## Written problem
Check each line of the listing, and copy it if it contains the word "Εγκατάσταση".

• • • •

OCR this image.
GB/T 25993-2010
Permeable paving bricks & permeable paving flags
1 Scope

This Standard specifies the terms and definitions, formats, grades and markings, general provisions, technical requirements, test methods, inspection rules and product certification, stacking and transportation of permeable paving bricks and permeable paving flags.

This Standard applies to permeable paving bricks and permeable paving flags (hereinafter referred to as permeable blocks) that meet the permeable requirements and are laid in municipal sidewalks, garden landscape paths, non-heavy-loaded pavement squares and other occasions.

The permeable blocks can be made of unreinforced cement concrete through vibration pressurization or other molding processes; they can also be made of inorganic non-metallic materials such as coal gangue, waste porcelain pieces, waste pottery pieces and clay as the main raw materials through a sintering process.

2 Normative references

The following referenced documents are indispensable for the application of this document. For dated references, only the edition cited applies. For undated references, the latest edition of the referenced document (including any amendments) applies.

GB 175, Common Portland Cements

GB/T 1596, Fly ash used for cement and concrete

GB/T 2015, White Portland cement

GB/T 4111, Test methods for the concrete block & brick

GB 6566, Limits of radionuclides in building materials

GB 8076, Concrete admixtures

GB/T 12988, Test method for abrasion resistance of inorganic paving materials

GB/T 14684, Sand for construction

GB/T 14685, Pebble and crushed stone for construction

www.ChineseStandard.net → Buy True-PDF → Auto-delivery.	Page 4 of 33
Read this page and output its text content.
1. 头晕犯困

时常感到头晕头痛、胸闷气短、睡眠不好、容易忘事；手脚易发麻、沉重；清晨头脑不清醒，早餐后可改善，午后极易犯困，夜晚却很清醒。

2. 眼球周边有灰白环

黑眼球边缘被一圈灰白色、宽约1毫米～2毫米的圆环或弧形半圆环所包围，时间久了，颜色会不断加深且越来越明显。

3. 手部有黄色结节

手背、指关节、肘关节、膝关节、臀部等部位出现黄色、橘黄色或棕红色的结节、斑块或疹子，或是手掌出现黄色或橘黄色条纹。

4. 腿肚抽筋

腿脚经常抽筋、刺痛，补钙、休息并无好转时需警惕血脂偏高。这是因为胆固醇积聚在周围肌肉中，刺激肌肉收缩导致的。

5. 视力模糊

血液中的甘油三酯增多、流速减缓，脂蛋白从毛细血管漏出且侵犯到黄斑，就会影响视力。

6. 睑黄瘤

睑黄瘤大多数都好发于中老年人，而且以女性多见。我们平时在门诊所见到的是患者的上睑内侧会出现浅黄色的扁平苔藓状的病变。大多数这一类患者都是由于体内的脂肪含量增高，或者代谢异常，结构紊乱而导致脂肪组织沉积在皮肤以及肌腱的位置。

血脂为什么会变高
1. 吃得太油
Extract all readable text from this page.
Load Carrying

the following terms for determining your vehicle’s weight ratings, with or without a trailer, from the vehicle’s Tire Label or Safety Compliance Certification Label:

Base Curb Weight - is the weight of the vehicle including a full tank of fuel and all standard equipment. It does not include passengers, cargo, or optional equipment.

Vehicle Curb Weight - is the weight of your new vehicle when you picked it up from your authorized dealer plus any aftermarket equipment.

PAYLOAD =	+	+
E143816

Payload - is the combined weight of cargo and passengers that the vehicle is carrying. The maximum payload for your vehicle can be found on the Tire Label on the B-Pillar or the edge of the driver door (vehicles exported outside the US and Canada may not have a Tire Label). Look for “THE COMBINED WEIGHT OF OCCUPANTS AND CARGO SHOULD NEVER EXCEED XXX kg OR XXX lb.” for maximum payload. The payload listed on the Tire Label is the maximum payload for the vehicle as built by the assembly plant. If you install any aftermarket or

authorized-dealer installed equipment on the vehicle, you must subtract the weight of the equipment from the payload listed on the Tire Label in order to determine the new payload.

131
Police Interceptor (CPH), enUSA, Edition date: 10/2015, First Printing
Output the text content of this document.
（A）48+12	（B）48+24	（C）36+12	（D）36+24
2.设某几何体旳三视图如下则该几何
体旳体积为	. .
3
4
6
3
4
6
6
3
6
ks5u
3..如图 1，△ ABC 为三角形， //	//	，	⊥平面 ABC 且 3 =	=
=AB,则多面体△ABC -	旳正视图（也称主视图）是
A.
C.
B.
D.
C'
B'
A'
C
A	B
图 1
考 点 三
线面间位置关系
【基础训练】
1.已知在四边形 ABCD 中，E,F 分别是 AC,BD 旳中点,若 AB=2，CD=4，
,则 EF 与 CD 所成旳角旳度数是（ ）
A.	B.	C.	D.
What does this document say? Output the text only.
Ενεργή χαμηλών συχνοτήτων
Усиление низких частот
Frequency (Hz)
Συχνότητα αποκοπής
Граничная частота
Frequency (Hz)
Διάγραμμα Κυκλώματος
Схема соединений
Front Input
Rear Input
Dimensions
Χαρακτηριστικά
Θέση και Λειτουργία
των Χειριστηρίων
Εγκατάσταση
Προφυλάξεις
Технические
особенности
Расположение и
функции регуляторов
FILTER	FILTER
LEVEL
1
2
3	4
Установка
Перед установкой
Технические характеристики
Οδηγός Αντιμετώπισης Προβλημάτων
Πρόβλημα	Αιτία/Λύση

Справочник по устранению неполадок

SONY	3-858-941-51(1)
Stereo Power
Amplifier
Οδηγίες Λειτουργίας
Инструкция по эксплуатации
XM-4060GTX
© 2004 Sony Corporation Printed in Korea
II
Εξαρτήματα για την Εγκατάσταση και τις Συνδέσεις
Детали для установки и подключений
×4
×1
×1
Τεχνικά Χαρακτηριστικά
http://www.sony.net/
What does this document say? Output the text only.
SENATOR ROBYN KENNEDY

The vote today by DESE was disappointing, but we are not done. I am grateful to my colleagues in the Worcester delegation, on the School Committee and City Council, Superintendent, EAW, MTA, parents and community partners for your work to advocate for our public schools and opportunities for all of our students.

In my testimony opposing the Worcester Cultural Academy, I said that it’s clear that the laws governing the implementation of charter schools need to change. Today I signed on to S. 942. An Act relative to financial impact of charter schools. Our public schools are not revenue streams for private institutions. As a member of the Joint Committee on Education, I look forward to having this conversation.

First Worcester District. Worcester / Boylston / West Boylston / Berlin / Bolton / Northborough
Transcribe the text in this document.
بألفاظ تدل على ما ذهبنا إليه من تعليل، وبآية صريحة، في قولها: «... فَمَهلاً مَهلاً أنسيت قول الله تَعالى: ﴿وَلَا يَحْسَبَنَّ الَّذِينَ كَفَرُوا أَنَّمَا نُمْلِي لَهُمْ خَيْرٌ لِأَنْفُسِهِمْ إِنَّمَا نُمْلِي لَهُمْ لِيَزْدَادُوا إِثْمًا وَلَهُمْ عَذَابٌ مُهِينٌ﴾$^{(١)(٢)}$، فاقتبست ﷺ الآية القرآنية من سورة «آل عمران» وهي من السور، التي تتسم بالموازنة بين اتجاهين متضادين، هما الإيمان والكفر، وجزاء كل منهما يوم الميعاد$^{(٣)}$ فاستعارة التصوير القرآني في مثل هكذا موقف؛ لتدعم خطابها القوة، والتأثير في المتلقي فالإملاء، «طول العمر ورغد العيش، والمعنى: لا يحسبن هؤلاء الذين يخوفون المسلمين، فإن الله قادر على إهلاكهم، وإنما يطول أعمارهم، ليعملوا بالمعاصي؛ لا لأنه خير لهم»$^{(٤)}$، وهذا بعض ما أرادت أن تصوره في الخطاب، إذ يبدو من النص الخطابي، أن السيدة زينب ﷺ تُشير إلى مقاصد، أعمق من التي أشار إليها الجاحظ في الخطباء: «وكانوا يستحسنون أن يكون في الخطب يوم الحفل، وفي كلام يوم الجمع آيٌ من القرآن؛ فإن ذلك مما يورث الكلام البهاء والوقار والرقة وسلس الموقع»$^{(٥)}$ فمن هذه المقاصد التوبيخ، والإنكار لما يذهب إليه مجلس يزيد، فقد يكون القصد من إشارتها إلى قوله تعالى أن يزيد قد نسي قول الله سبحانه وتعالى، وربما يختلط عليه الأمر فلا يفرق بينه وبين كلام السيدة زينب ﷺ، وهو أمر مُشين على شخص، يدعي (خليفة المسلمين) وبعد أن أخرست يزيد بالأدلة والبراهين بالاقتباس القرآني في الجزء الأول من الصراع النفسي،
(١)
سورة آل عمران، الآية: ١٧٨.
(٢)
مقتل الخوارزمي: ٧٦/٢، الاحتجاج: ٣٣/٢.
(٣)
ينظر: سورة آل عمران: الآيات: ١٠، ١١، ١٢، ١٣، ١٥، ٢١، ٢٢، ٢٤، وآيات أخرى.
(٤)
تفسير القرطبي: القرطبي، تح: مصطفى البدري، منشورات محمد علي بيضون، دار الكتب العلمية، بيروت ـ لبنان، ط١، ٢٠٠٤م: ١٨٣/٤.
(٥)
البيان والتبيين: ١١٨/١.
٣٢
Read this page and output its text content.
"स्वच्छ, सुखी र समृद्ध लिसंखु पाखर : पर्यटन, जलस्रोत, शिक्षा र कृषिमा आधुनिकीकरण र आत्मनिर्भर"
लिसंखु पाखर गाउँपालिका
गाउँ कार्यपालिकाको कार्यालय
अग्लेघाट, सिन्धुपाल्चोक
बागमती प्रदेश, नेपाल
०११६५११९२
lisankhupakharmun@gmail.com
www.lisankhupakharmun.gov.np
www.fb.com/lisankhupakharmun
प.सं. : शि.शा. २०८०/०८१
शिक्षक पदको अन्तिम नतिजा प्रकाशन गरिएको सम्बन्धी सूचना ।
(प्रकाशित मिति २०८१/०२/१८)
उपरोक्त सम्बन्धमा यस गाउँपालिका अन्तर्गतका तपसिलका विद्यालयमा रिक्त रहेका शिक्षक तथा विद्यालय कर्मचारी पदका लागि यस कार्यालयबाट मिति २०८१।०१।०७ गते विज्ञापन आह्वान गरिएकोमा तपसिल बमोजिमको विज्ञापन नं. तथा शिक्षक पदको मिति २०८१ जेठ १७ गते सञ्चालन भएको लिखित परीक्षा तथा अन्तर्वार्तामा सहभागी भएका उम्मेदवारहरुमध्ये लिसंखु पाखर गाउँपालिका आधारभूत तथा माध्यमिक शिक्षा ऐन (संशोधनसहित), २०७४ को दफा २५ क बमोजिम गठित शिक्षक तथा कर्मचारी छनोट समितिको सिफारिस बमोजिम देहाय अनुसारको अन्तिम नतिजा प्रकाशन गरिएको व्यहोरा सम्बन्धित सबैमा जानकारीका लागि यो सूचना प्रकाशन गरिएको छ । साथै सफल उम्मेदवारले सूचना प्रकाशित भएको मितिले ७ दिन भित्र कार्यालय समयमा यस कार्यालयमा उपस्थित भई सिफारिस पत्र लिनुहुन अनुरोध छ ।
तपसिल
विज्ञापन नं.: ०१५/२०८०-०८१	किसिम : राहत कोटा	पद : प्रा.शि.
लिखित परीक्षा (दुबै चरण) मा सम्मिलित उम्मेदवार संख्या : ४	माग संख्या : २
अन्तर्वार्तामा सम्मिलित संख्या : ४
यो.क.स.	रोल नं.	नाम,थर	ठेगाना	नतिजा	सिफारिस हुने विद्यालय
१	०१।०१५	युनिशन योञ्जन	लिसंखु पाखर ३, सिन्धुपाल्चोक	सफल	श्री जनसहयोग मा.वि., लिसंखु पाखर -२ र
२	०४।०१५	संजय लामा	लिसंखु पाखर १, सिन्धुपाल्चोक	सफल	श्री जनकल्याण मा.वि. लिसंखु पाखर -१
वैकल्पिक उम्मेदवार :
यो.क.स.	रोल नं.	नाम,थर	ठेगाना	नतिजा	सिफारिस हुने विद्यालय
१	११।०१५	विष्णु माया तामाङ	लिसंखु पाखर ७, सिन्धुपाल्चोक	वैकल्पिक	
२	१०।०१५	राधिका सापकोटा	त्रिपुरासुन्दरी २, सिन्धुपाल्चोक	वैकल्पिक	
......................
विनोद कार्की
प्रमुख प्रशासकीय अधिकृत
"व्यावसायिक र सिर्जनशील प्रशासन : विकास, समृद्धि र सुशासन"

• • • •

## Response to the exercise
Εγκατάσταση
Εξαρτήματα για την Εγκατάσταση και τις Συνδέσεις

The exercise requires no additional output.